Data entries
# # # #
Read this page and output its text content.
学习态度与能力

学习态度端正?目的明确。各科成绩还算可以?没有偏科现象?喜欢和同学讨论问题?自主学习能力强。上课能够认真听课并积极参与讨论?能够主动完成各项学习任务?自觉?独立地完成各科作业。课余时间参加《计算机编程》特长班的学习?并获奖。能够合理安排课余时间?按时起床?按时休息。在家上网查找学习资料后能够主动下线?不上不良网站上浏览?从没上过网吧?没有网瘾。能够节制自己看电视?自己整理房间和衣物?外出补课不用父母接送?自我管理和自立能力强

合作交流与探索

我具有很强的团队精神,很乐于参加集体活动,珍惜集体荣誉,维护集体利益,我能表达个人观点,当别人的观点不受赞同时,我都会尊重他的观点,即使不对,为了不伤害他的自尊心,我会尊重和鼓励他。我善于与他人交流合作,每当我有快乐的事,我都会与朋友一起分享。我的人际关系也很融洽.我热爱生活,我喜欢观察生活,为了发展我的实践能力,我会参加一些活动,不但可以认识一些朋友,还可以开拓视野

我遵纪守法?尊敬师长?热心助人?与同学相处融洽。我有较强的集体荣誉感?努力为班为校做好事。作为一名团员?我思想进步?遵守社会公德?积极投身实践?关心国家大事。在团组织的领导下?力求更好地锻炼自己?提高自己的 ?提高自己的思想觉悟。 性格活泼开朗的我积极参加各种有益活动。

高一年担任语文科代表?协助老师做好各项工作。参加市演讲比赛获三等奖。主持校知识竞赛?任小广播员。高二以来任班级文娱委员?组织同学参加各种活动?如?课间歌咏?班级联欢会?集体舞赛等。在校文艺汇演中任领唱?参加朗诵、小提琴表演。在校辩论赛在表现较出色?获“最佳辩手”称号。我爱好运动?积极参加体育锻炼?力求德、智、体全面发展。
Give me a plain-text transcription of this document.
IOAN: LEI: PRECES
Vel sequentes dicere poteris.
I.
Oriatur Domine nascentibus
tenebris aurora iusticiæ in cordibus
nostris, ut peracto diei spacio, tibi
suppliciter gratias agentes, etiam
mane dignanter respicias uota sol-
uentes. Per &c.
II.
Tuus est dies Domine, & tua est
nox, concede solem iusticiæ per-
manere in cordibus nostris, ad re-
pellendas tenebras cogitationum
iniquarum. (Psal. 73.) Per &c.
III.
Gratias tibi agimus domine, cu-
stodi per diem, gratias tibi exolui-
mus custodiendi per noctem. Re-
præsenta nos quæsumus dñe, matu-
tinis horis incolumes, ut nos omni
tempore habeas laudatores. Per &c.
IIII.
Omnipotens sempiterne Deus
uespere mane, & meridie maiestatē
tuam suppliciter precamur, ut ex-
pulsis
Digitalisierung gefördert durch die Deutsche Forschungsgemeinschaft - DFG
# # # #
EXERCISE OBJECTIVE: Find how many lines hold the string "nostris", and state that number alone.

COMPLETED TASK: 2